Problem statement:
Copy every line of the material below word for word.

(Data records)

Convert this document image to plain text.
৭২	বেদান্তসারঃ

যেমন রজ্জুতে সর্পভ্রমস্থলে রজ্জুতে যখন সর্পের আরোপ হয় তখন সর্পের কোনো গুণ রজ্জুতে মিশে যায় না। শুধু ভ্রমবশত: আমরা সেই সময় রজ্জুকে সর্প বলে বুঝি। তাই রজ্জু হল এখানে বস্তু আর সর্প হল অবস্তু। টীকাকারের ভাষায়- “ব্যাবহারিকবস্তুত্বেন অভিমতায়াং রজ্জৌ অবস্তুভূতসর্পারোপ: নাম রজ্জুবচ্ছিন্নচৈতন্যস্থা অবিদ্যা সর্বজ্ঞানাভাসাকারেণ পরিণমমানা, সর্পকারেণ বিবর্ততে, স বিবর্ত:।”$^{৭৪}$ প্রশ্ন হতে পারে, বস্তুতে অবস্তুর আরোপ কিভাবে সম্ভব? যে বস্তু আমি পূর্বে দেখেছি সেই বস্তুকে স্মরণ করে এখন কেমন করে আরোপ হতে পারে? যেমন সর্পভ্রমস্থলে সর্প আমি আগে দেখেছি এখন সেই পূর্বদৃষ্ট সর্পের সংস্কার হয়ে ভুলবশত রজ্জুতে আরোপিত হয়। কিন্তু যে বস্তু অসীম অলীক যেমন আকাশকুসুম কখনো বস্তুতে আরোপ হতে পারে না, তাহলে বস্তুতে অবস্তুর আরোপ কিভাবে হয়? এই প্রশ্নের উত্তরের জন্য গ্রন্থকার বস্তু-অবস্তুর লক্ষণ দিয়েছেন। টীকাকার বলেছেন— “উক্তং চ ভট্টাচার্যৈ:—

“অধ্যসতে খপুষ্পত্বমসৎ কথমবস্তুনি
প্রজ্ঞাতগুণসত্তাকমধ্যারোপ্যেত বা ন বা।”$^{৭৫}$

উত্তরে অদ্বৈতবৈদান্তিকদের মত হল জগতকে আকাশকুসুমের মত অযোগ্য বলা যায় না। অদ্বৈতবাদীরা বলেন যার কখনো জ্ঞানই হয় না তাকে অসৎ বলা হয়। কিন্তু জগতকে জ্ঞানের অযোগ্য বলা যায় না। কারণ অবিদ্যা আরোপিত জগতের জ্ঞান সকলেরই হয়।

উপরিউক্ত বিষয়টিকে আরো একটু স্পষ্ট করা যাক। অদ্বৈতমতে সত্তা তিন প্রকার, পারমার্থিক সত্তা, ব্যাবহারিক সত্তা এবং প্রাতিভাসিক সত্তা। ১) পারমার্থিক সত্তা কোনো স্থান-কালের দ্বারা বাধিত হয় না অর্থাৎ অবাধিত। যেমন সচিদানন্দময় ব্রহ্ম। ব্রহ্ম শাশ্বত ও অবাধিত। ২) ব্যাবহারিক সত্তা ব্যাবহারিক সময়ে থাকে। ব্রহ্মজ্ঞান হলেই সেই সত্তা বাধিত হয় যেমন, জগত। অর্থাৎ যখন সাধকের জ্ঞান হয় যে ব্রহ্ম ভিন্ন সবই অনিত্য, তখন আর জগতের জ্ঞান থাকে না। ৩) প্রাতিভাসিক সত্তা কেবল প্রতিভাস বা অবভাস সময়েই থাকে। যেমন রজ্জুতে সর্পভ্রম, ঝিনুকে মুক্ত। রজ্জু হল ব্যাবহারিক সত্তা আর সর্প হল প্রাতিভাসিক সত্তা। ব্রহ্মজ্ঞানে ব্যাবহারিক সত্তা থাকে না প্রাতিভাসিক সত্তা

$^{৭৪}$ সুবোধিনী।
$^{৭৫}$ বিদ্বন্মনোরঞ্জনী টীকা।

Response to the task:
Convert this document image to plain text.
৭২	বেদান্তসারঃ

যেমন রজ্জুতে সর্পভ্রমস্থলে রজ্জুতে যখন সর্পের আরোপ হয় তখন সর্পের কোনো গুণ রজ্জুতে মিশে যায় না। শুধু ভ্রমবশত: আমরা সেই সময় রজ্জুকে সর্প বলে বুঝি। তাই রজ্জু হল এখানে বস্তু আর সর্প হল অবস্তু। টীকাকারের ভাষায়- “ব্যাবহারিকবস্তুত্বেন অভিমতায়াং রজ্জৌ অবস্তুভূতসর্পারোপ: নাম রজ্জুবচ্ছিন্নচৈতন্যস্থা অবিদ্যা সর্বজ্ঞানাভাসাকারেণ পরিণমমানা, সর্পকারেণ বিবর্ততে, স বিবর্ত:।”$^{৭৪}$ প্রশ্ন হতে পারে, বস্তুতে অবস্তুর আরোপ কিভাবে সম্ভব? যে বস্তু আমি পূর্বে দেখেছি সেই বস্তুকে স্মরণ করে এখন কেমন করে আরোপ হতে পারে? যেমন সর্পভ্রমস্থলে সর্প আমি আগে দেখেছি এখন সেই পূর্বদৃষ্ট সর্পের সংস্কার হয়ে ভুলবশত রজ্জুতে আরোপিত হয়। কিন্তু যে বস্তু অসীম অলীক যেমন আকাশকুসুম কখনো বস্তুতে আরোপ হতে পারে না, তাহলে বস্তুতে অবস্তুর আরোপ কিভাবে হয়? এই প্রশ্নের উত্তরের জন্য গ্রন্থকার বস্তু-অবস্তুর লক্ষণ দিয়েছেন। টীকাকার বলেছেন— “উক্তং চ ভট্টাচার্যৈ:—

“অধ্যসতে খপুষ্পত্বমসৎ কথমবস্তুনি
প্রজ্ঞাতগুণসত্তাকমধ্যারোপ্যেত বা ন বা।”$^{৭৫}$

উত্তরে অদ্বৈতবৈদান্তিকদের মত হল জগতকে আকাশকুসুমের মত অযোগ্য বলা যায় না। অদ্বৈতবাদীরা বলেন যার কখনো জ্ঞানই হয় না তাকে অসৎ বলা হয়। কিন্তু জগতকে জ্ঞানের অযোগ্য বলা যায় না। কারণ অবিদ্যা আরোপিত জগতের জ্ঞান সকলেরই হয়।

উপরিউক্ত বিষয়টিকে আরো একটু স্পষ্ট করা যাক। অদ্বৈতমতে সত্তা তিন প্রকার, পারমার্থিক সত্তা, ব্যাবহারিক সত্তা এবং প্রাতিভাসিক সত্তা। ১) পারমার্থিক সত্তা কোনো স্থান-কালের দ্বারা বাধিত হয় না অর্থাৎ অবাধিত। যেমন সচিদানন্দময় ব্রহ্ম। ব্রহ্ম শাশ্বত ও অবাধিত। ২) ব্যাবহারিক সত্তা ব্যাবহারিক সময়ে থাকে। ব্রহ্মজ্ঞান হলেই সেই সত্তা বাধিত হয় যেমন, জগত। অর্থাৎ যখন সাধকের জ্ঞান হয় যে ব্রহ্ম ভিন্ন সবই অনিত্য, তখন আর জগতের জ্ঞান থাকে না। ৩) প্রাতিভাসিক সত্তা কেবল প্রতিভাস বা অবভাস সময়েই থাকে। যেমন রজ্জুতে সর্পভ্রম, ঝিনুকে মুক্ত। রজ্জু হল ব্যাবহারিক সত্তা আর সর্প হল প্রাতিভাসিক সত্তা। ব্রহ্মজ্ঞানে ব্যাবহারিক সত্তা থাকে না প্রাতিভাসিক সত্তা

$^{৭৪}$ সুবোধিনী।
$^{৭৫}$ বিদ্বন্মনোরঞ্জনী টীকা।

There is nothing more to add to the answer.